● **STORED DATA**:
══════════

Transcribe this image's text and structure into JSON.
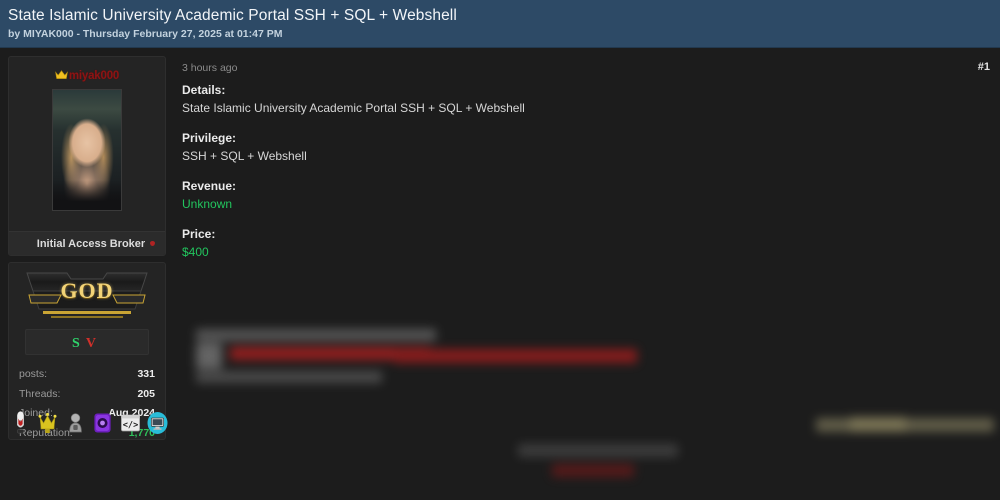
{
  "thread": {
    "title": "State Islamic University Academic Portal SSH + SQL + Webshell",
    "byline": "by MIYAK000 - Thursday February 27, 2025 at 01:47 PM"
  },
  "post": {
    "timestamp": "3 hours ago",
    "number": "#1",
    "fields": [
      {
        "label": "Details:",
        "value": "State Islamic University Academic Portal SSH + SQL + Webshell",
        "color": "default"
      },
      {
        "label": "Privilege:",
        "value": "SSH + SQL + Webshell",
        "color": "default"
      },
      {
        "label": "Revenue:",
        "value": "Unknown",
        "color": "green"
      },
      {
        "label": "Price:",
        "value": "$400",
        "color": "green"
      }
    ]
  },
  "author": {
    "username": "miyak000",
    "crown_icon": "crown-icon",
    "avatar_alt": "user-avatar-photo",
    "user_title": "Initial Access Broker",
    "status": "offline",
    "rank_banner_text": "GOD",
    "badges": [
      {
        "name": "badge-seller",
        "glyph": "S",
        "color": "#2fd36b"
      },
      {
        "name": "badge-verified",
        "glyph": "V",
        "color": "#d0302a"
      }
    ],
    "stats": [
      {
        "label": "posts:",
        "value": "331",
        "accent": false
      },
      {
        "label": "Threads:",
        "value": "205",
        "accent": false
      },
      {
        "label": "Joined:",
        "value": "Aug 2024",
        "accent": false
      },
      {
        "label": "Reputation:",
        "value": "1,770",
        "accent": true
      }
    ],
    "awards": [
      "award-syringe-icon",
      "award-crown-trophy-icon",
      "award-lock-figure-icon",
      "award-purple-ring-icon",
      "award-code-window-icon",
      "award-monitor-icon"
    ]
  },
  "redacted": {
    "block_1": "redacted-content-block",
    "block_2": "redacted-content-block",
    "block_3": "redacted-content-block"
  },
  "colors": {
    "header_bg": "#2d4a66",
    "page_bg": "#1c1c1c",
    "card_bg": "#242424",
    "accent_green": "#22c55e",
    "username_red": "#8c1414",
    "rank_gold": "#f2d377"
  }
}
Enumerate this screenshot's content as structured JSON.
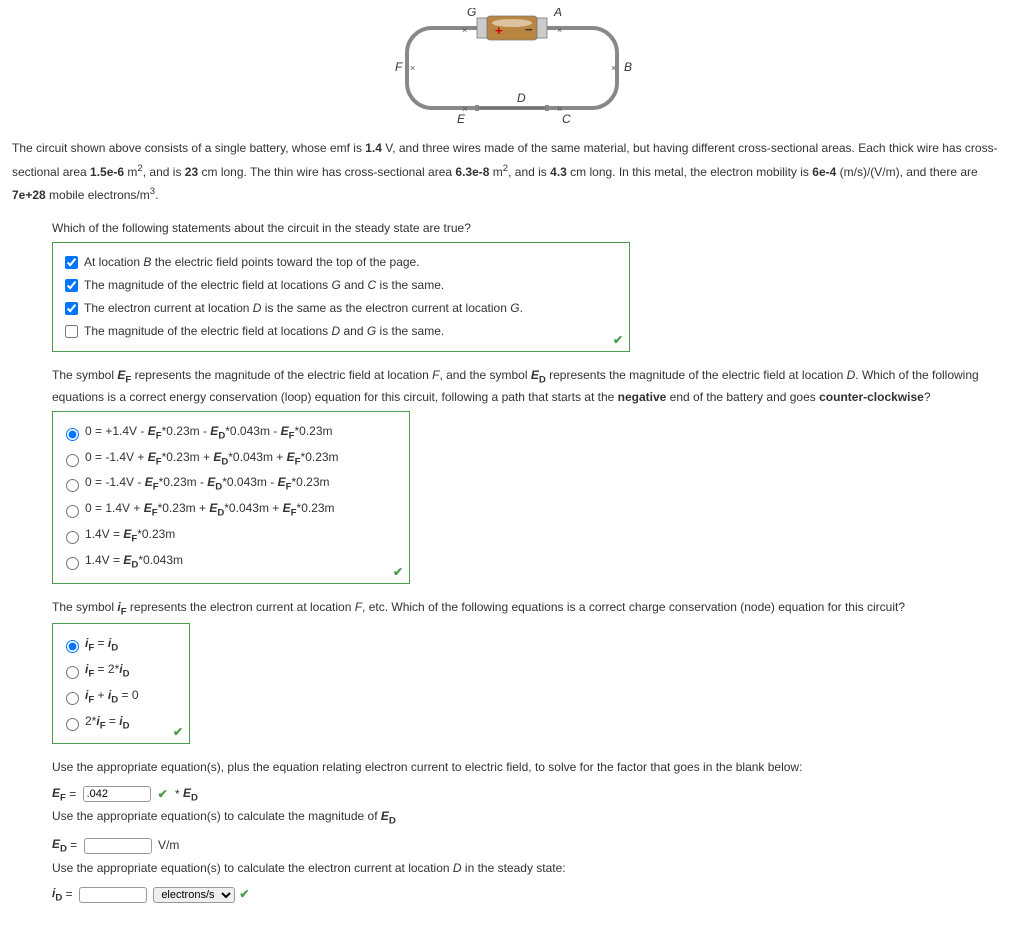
{
  "diagram": {
    "labels": {
      "G": "G",
      "A": "A",
      "F": "F",
      "B": "B",
      "E": "E",
      "D": "D",
      "C": "C",
      "plus": "+",
      "minus": "−",
      "x": "×"
    }
  },
  "intro": {
    "part1": "The circuit shown above consists of a single battery, whose emf is ",
    "emf": "1.4",
    "part2": " V, and three wires made of the same material, but having different cross-sectional areas. Each thick wire has cross-sectional area ",
    "area1": "1.5e-6",
    "part3": " m",
    "sq": "2",
    "part4": ", and is ",
    "len1": "23",
    "part5": " cm long. The thin wire has cross-sectional area ",
    "area2": "6.3e-8",
    "part6": " m",
    "part7": ", and is ",
    "len2": "4.3",
    "part8": " cm long. In this metal, the electron mobility is ",
    "mob": "6e-4",
    "part9": " (m/s)/(V/m), and there are ",
    "dens": "7e+28",
    "part10": " mobile electrons/m",
    "cube": "3",
    "part11": "."
  },
  "q1": {
    "prompt": "Which of the following statements about the circuit in the steady state are true?",
    "options": [
      {
        "pre": "At location ",
        "var": "B",
        "post": " the electric field points toward the top of the page.",
        "checked": true
      },
      {
        "pre": "The magnitude of the electric field at locations ",
        "var": "G",
        "mid": " and ",
        "var2": "C",
        "post": " is the same.",
        "checked": true
      },
      {
        "pre": "The electron current at location ",
        "var": "D",
        "mid": " is the same as the electron current at location ",
        "var2": "G",
        "post": ".",
        "checked": true
      },
      {
        "pre": "The magnitude of the electric field at locations ",
        "var": "D",
        "mid": " and ",
        "var2": "G",
        "post": " is the same.",
        "checked": false
      }
    ]
  },
  "q2": {
    "prompt_pre": "The symbol ",
    "ef": "E",
    "ef_sub": "F",
    "prompt_mid1": " represents the magnitude of the electric field at location ",
    "loc1": "F",
    "prompt_mid2": ", and the symbol ",
    "ed": "E",
    "ed_sub": "D",
    "prompt_mid3": " represents the magnitude of the electric field at location ",
    "loc2": "D",
    "prompt_mid4": ". Which of the following equations is a correct energy conservation (loop) equation for this circuit, following a path that starts at the ",
    "neg": "negative",
    "prompt_mid5": " end of the battery and goes ",
    "ccw": "counter-clockwise",
    "prompt_end": "?",
    "options": [
      "0 = +1.4V - E_F*0.23m - E_D*0.043m - E_F*0.23m",
      "0 = -1.4V + E_F*0.23m + E_D*0.043m + E_F*0.23m",
      "0 = -1.4V - E_F*0.23m - E_D*0.043m - E_F*0.23m",
      "0 = 1.4V + E_F*0.23m + E_D*0.043m + E_F*0.23m",
      "1.4V = E_F*0.23m",
      "1.4V = E_D*0.043m"
    ],
    "selected": 0
  },
  "q3": {
    "prompt_pre": "The symbol ",
    "if": "i",
    "if_sub": "F",
    "prompt_mid": " represents the electron current at location ",
    "loc": "F",
    "prompt_end": ", etc. Which of the following equations is a correct charge conservation (node) equation for this circuit?",
    "options": [
      "i_F = i_D",
      "i_F = 2*i_D",
      "i_F + i_D = 0",
      "2*i_F = i_D"
    ],
    "selected": 0
  },
  "calc": {
    "line1": "Use the appropriate equation(s), plus the equation relating electron current to electric field, to solve for the factor that goes in the blank below:",
    "ef": "E",
    "ef_sub": "F",
    "eq": " = ",
    "val1": ".042",
    "times": " * ",
    "ed": "E",
    "ed_sub": "D",
    "line2": "Use the appropriate equation(s) to calculate the magnitude of ",
    "unit_vm": "V/m",
    "line3": "Use the appropriate equation(s) to calculate the electron current at location ",
    "locD": "D",
    "line3_end": " in the steady state:",
    "id": "i",
    "id_sub": "D",
    "unit_sel": "electrons/s"
  }
}
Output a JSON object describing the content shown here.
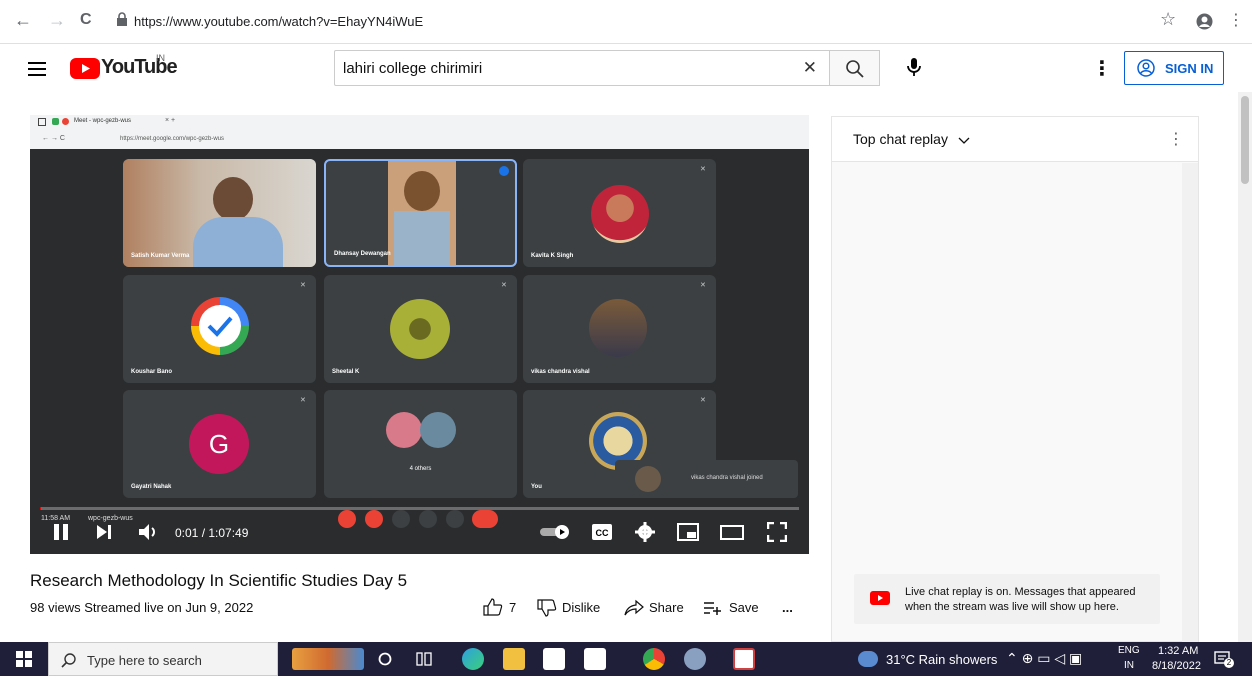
{
  "browser": {
    "url": "https://www.youtube.com/watch?v=EhayYN4iWuE",
    "back_icon": "←",
    "forward_icon": "→",
    "reload_icon": "C",
    "star_icon": "☆",
    "profile_icon": "●",
    "menu_icon": "⋮"
  },
  "youtube": {
    "logo_text": "YouTube",
    "logo_region": "IN",
    "search_value": "lahiri college chirimiri",
    "clear_icon": "✕",
    "signin_label": "SIGN IN",
    "more_icon": "⋮"
  },
  "meet_screen": {
    "tab_title": "Meet - wpc-gezb-wus",
    "inner_url": "https://meet.google.com/wpc-gezb-wus",
    "participants": [
      {
        "name": "Satish Kumar Verma"
      },
      {
        "name": "Dhansay Dewangan"
      },
      {
        "name": "Kavita K Singh"
      },
      {
        "name": "Koushar Bano"
      },
      {
        "name": "Sheetal K"
      },
      {
        "name": "vikas chandra vishal"
      },
      {
        "name": "Gayatri Nahak",
        "initial": "G"
      },
      {
        "name": "4 others"
      },
      {
        "name": "You"
      }
    ],
    "toast": "vikas chandra vishal joined",
    "meet_time": "11:58 AM",
    "meet_code": "wpc-gezb-wus"
  },
  "player": {
    "time_display": "0:01 / 1:07:49",
    "progress_fraction": 0.0
  },
  "video": {
    "title": "Research Methodology In Scientific Studies Day 5",
    "meta": "98 views  Streamed live on Jun 9, 2022",
    "likes": "7",
    "dislike_label": "Dislike",
    "share_label": "Share",
    "save_label": "Save",
    "more_label": "..."
  },
  "chat": {
    "header": "Top chat replay",
    "note_line1": "Live chat replay is on. Messages that appeared",
    "note_line2": "when the stream was live will show up here."
  },
  "taskbar": {
    "search_placeholder": "Type here to search",
    "weather": "31°C  Rain showers",
    "lang_top": "ENG",
    "lang_bottom": "IN",
    "time": "1:32 AM",
    "date": "8/18/2022",
    "notif_count": "2"
  }
}
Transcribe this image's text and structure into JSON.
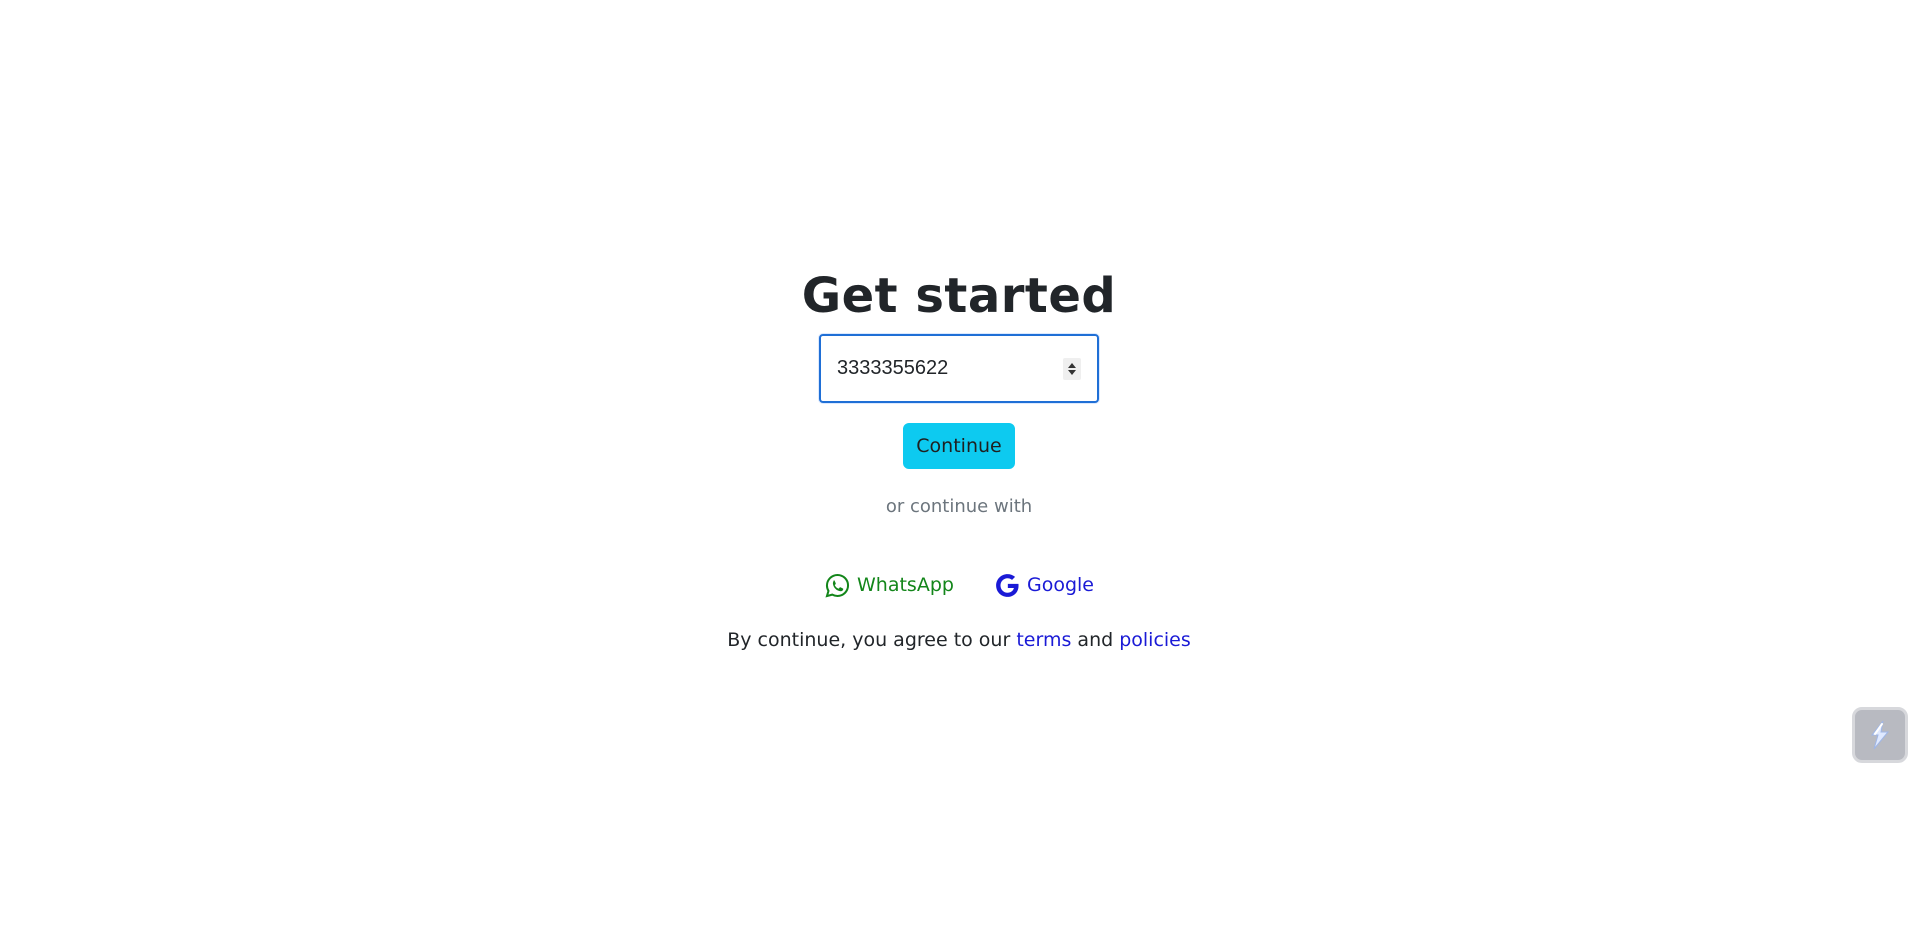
{
  "auth": {
    "title": "Get started",
    "phone_input": {
      "value": "3333355622",
      "type": "number"
    },
    "continue_label": "Continue",
    "divider_text": "or continue with",
    "social": {
      "whatsapp_label": "WhatsApp",
      "whatsapp_icon": "whatsapp-icon",
      "whatsapp_color": "#13861a",
      "google_label": "Google",
      "google_icon": "google-g-icon",
      "google_color": "#1a1ad6"
    },
    "terms": {
      "prefix": "By continue, you agree to our",
      "terms_link": "terms",
      "conjunction": "and",
      "policies_link": "policies"
    }
  },
  "widget": {
    "icon": "lightning-bolt-icon"
  },
  "colors": {
    "accent": "#0dcaf0",
    "focus_border": "#1f6fd6",
    "link": "#1a1ad6"
  }
}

══════════

Tally the lines that hold the string "chandra" and state the total, nothing more.

2